==== Task data ====

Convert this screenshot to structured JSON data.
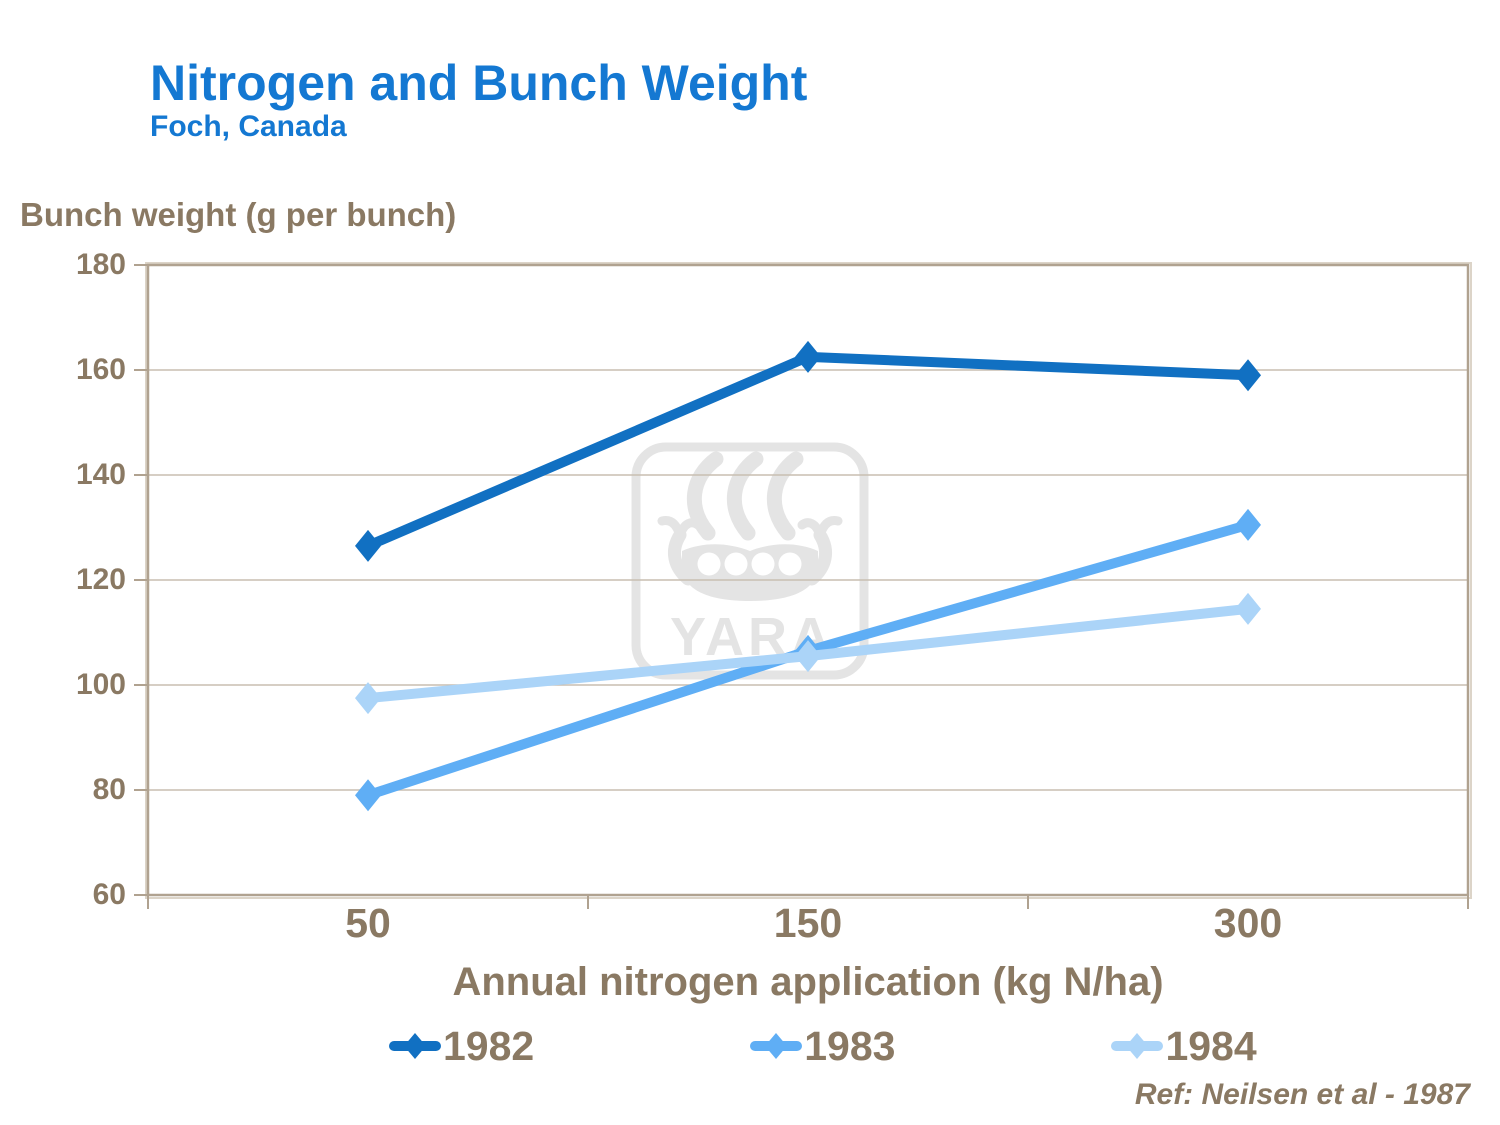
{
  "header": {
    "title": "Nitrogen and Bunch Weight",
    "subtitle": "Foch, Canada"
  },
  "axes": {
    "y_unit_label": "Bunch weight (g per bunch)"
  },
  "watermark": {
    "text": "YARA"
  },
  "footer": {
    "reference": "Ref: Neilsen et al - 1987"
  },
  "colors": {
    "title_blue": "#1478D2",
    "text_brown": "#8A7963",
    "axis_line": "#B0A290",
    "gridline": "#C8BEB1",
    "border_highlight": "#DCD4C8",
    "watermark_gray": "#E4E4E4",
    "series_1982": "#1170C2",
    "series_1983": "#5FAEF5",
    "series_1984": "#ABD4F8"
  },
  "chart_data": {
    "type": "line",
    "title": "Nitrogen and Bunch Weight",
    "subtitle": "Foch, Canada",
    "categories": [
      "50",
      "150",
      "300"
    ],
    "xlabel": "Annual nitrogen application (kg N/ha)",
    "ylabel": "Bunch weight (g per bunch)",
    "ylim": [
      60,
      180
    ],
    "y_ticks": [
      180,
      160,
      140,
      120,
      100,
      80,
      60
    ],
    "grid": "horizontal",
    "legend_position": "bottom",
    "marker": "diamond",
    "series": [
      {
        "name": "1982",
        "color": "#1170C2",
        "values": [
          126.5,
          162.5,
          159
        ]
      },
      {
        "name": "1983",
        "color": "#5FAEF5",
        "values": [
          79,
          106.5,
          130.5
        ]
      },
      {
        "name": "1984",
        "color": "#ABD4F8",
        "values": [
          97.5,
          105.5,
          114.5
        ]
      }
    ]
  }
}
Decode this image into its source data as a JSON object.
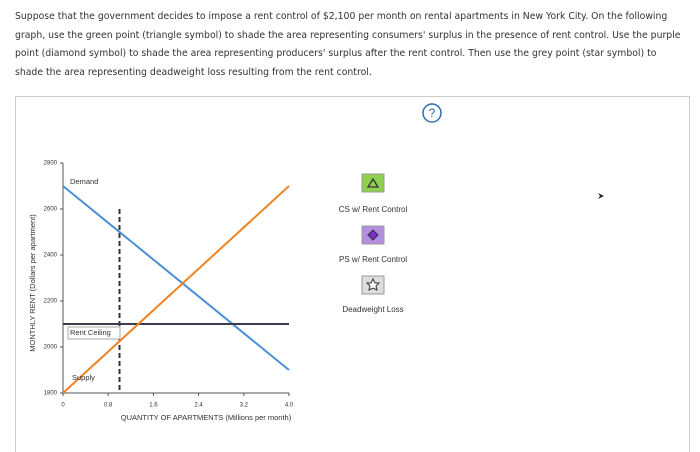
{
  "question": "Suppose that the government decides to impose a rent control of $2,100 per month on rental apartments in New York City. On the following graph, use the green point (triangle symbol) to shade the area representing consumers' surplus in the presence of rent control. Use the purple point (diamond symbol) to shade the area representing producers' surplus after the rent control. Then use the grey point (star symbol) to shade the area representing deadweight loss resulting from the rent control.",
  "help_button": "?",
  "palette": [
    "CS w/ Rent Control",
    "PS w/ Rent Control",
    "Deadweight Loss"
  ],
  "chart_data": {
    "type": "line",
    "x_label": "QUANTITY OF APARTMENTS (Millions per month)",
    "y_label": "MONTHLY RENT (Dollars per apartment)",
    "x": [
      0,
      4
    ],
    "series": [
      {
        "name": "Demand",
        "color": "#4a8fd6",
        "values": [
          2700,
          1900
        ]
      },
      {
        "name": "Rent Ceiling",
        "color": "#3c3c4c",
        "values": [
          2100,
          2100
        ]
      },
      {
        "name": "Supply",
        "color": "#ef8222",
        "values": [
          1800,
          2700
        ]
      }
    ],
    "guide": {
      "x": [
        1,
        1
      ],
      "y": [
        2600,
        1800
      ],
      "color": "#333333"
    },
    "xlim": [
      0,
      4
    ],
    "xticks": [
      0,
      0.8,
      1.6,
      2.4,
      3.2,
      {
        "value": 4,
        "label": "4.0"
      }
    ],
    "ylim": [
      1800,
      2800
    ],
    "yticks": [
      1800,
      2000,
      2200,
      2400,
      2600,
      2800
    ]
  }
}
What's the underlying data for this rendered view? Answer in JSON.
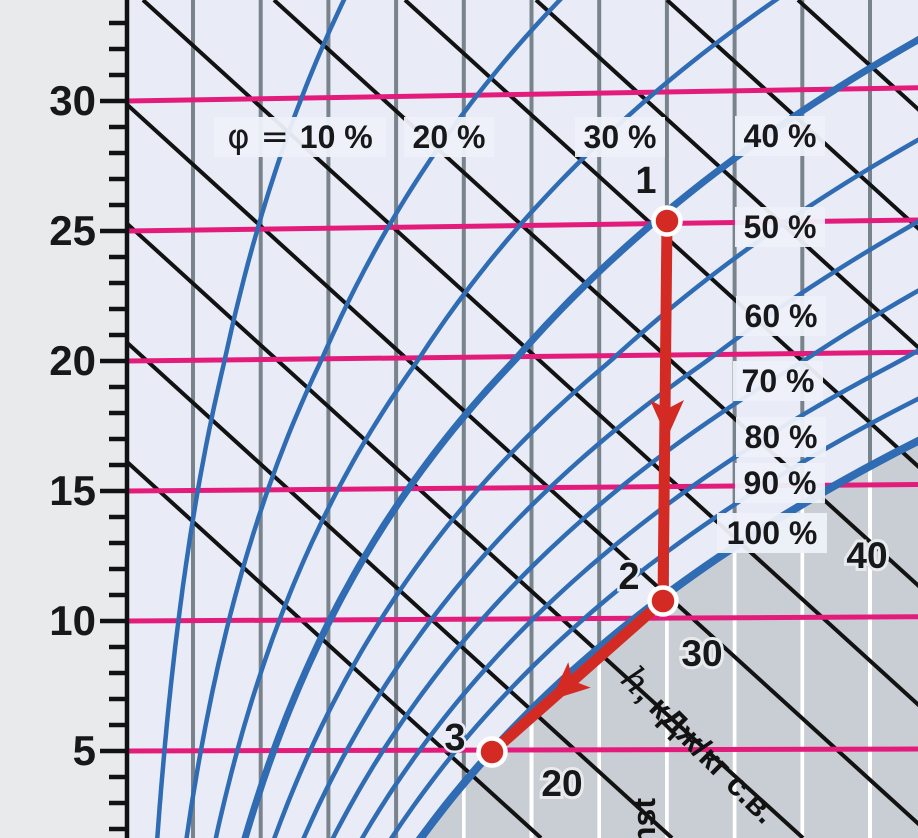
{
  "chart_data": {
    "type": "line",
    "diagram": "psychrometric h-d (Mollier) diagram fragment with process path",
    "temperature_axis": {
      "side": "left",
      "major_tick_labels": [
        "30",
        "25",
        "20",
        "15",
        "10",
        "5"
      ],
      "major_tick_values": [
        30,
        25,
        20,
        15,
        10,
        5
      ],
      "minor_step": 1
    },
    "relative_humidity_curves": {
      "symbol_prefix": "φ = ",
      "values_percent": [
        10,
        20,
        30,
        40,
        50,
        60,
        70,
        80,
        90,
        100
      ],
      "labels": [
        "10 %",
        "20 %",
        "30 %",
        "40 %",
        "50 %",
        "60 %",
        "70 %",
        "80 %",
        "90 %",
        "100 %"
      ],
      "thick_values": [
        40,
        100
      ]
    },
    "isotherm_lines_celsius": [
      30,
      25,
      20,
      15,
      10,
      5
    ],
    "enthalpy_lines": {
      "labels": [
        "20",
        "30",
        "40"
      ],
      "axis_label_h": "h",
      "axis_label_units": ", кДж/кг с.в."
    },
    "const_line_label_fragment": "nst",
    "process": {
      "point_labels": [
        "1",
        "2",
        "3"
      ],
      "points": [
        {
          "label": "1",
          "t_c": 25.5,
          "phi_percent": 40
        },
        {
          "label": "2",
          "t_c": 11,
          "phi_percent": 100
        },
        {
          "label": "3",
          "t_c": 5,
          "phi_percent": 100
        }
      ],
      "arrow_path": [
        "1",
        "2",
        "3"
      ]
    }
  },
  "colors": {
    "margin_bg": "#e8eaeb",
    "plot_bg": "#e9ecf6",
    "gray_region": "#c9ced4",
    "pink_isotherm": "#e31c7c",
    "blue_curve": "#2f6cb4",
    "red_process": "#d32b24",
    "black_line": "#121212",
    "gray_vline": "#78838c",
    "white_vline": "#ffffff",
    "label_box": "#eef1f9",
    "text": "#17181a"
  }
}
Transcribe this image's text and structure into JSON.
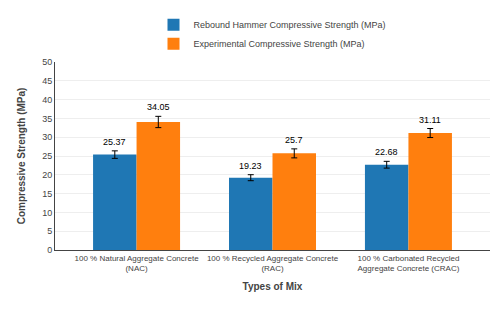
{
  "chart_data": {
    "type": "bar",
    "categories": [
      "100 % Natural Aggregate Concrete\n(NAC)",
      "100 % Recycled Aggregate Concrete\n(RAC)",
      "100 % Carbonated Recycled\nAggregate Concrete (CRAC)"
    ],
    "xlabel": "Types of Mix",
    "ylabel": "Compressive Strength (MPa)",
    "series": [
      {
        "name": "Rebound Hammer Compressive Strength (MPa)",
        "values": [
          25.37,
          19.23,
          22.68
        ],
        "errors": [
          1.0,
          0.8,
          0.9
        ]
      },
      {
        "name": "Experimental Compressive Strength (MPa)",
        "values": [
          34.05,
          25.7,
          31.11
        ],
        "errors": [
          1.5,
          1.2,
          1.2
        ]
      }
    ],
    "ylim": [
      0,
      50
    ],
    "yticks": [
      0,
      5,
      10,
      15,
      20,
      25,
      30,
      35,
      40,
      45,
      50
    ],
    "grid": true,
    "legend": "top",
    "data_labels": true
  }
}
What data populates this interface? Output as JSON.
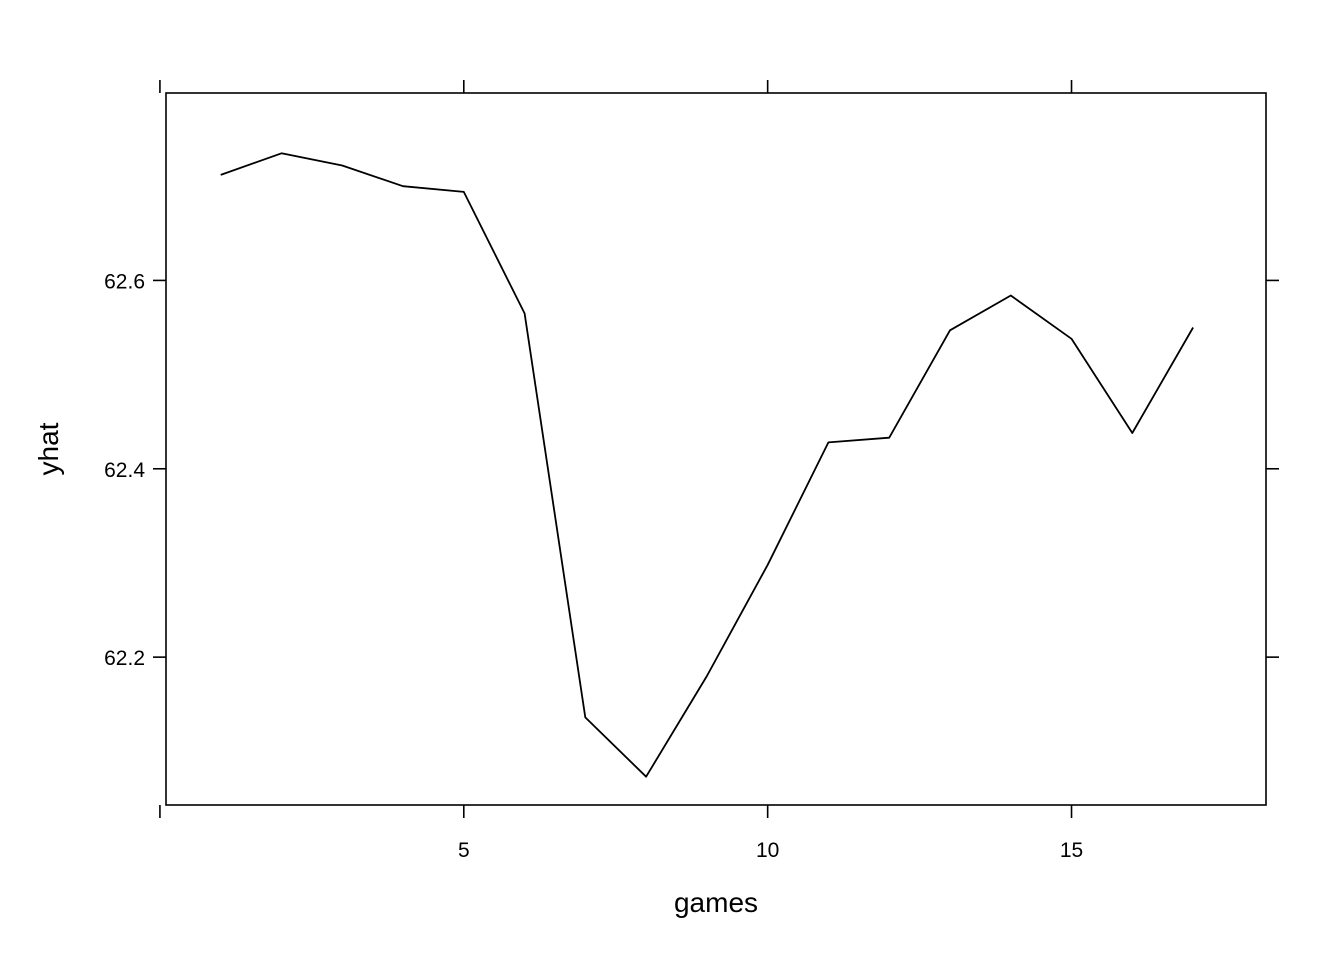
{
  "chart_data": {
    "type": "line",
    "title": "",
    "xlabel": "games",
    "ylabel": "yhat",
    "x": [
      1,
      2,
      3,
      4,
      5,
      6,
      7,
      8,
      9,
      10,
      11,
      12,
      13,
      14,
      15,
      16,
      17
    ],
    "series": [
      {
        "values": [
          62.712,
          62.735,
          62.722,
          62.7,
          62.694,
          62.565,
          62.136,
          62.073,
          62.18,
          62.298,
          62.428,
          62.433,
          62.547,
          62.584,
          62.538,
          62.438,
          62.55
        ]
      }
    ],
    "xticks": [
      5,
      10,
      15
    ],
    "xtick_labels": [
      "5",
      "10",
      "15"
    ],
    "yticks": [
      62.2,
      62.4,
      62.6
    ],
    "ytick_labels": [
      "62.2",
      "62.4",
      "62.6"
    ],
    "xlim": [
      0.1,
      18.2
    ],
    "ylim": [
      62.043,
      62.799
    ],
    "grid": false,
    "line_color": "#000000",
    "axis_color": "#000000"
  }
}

====

What the exercise asks: List each line in the listing that contains the string "Strength".

Task output:
    "ylabel": "Compressive Strength (MPa)",
        "name": "Rebound Hammer Compressive Strength (MPa)",
        "name": "Experimental Compressive Strength (MPa)",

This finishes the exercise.